===== Data shown =====

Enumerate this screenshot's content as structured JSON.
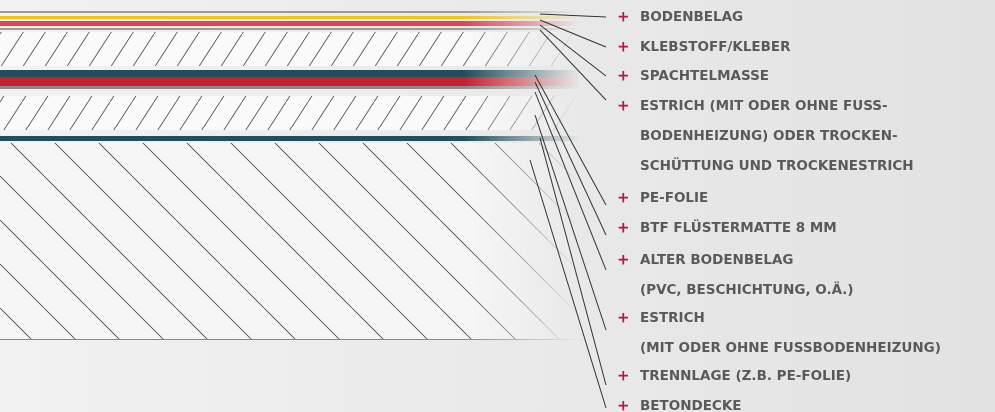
{
  "marker": "+",
  "layers": [
    {
      "lines": [
        "BODENBELAG"
      ]
    },
    {
      "lines": [
        "KLEBSTOFF/KLEBER"
      ]
    },
    {
      "lines": [
        "SPACHTELMASSE"
      ]
    },
    {
      "lines": [
        "ESTRICH (MIT ODER OHNE FUSS-",
        "BODENHEIZUNG) ODER TROCKEN-",
        "SCHÜTTUNG UND TROCKENESTRICH"
      ]
    },
    {
      "lines": [
        "PE-FOLIE"
      ]
    },
    {
      "lines": [
        "BTF FLÜSTERMATTE 8 MM"
      ]
    },
    {
      "lines": [
        "ALTER BODENBELAG",
        "(PVC, BESCHICHTUNG, O.Ä.)"
      ]
    },
    {
      "lines": [
        "ESTRICH",
        "(MIT ODER OHNE FUSSBODENHEIZUNG)"
      ]
    },
    {
      "lines": [
        "TRENNLAGE (Z.B. PE-FOLIE)"
      ]
    },
    {
      "lines": [
        "BETONDECKE"
      ]
    }
  ]
}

=====

The records above must be printed exactly; the pictures stay out.

The answer ::
Enumerate this screenshot's content as structured JSON.
{
  "marker": "+",
  "layers": [
    {
      "lines": [
        "BODENBELAG"
      ]
    },
    {
      "lines": [
        "KLEBSTOFF/KLEBER"
      ]
    },
    {
      "lines": [
        "SPACHTELMASSE"
      ]
    },
    {
      "lines": [
        "ESTRICH (MIT ODER OHNE FUSS-",
        "BODENHEIZUNG) ODER TROCKEN-",
        "SCHÜTTUNG UND TROCKENESTRICH"
      ]
    },
    {
      "lines": [
        "PE-FOLIE"
      ]
    },
    {
      "lines": [
        "BTF FLÜSTERMATTE 8 MM"
      ]
    },
    {
      "lines": [
        "ALTER BODENBELAG",
        "(PVC, BESCHICHTUNG, O.Ä.)"
      ]
    },
    {
      "lines": [
        "ESTRICH",
        "(MIT ODER OHNE FUSSBODENHEIZUNG)"
      ]
    },
    {
      "lines": [
        "TRENNLAGE (Z.B. PE-FOLIE)"
      ]
    },
    {
      "lines": [
        "BETONDECKE"
      ]
    }
  ]
}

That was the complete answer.